>> Begin Given data

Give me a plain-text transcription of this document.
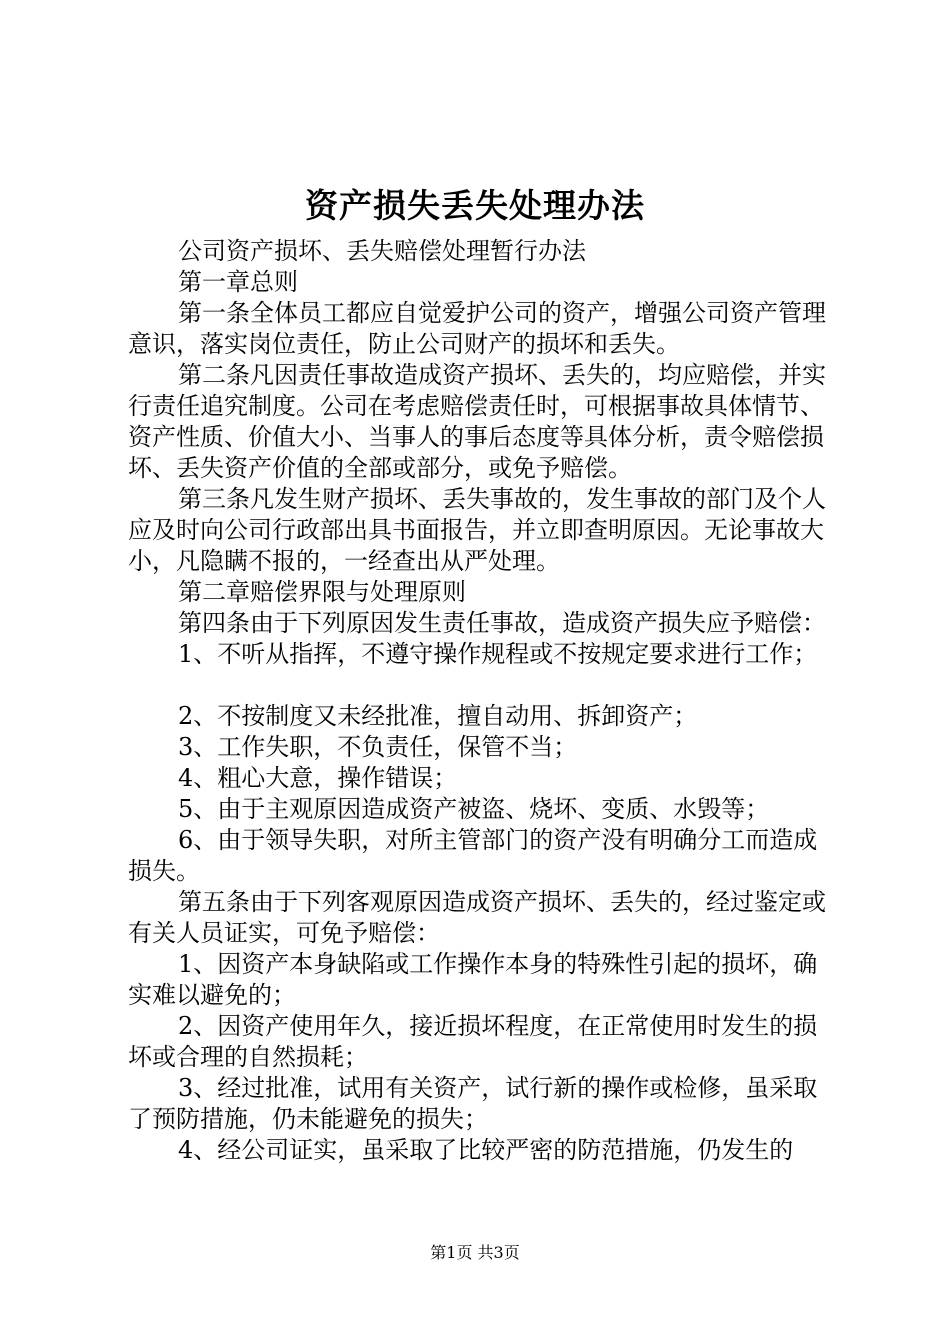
资产损失丢失处理办法

公司资产损坏、丢失赔偿处理暂行办法

第一章总则

第一条全体员工都应自觉爱护公司的资产，增强公司资产管理意识，落实岗位责任，防止公司财产的损坏和丢失。

第二条凡因责任事故造成资产损坏、丢失的，均应赔偿，并实行责任追究制度。公司在考虑赔偿责任时，可根据事故具体情节、资产性质、价值大小、当事人的事后态度等具体分析，责令赔偿损坏、丢失资产价值的全部或部分，或免予赔偿。

第三条凡发生财产损坏、丢失事故的，发生事故的部门及个人应及时向公司行政部出具书面报告，并立即查明原因。无论事故大小，凡隐瞒不报的，一经查出从严处理。

第二章赔偿界限与处理原则

第四条由于下列原因发生责任事故，造成资产损失应予赔偿：

1、不听从指挥，不遵守操作规程或不按规定要求进行工作；

2、不按制度又未经批准，擅自动用、拆卸资产；

3、工作失职，不负责任，保管不当；

4、粗心大意，操作错误；

5、由于主观原因造成资产被盗、烧坏、变质、水毁等；

6、由于领导失职，对所主管部门的资产没有明确分工而造成损失。

第五条由于下列客观原因造成资产损坏、丢失的，经过鉴定或有关人员证实，可免予赔偿：

1、因资产本身缺陷或工作操作本身的特殊性引起的损坏，确实难以避免的；

2、因资产使用年久，接近损坏程度，在正常使用时发生的损坏或合理的自然损耗；

3、经过批准，试用有关资产，试行新的操作或检修，虽采取了预防措施，仍未能避免的损失；

4、经公司证实，虽采取了比较严密的防范措施，仍发生的

第1页 共3页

>> End Given data

■ Task description ■
Transcribe all of the material exactly, leaving out whatever pictures it contains.

■ Response for this exercise ■
Give me a plain-text transcription of this document.
资产损失丢失处理办法

公司资产损坏、丢失赔偿处理暂行办法

第一章总则

第一条全体员工都应自觉爱护公司的资产，增强公司资产管理意识，落实岗位责任，防止公司财产的损坏和丢失。

第二条凡因责任事故造成资产损坏、丢失的，均应赔偿，并实行责任追究制度。公司在考虑赔偿责任时，可根据事故具体情节、资产性质、价值大小、当事人的事后态度等具体分析，责令赔偿损坏、丢失资产价值的全部或部分，或免予赔偿。

第三条凡发生财产损坏、丢失事故的，发生事故的部门及个人应及时向公司行政部出具书面报告，并立即查明原因。无论事故大小，凡隐瞒不报的，一经查出从严处理。

第二章赔偿界限与处理原则

第四条由于下列原因发生责任事故，造成资产损失应予赔偿：

1、不听从指挥，不遵守操作规程或不按规定要求进行工作；

2、不按制度又未经批准，擅自动用、拆卸资产；

3、工作失职，不负责任，保管不当；

4、粗心大意，操作错误；

5、由于主观原因造成资产被盗、烧坏、变质、水毁等；

6、由于领导失职，对所主管部门的资产没有明确分工而造成损失。

第五条由于下列客观原因造成资产损坏、丢失的，经过鉴定或有关人员证实，可免予赔偿：

1、因资产本身缺陷或工作操作本身的特殊性引起的损坏，确实难以避免的；

2、因资产使用年久，接近损坏程度，在正常使用时发生的损坏或合理的自然损耗；

3、经过批准，试用有关资产，试行新的操作或检修，虽采取了预防措施，仍未能避免的损失；

4、经公司证实，虽采取了比较严密的防范措施，仍发生的

第1页 共3页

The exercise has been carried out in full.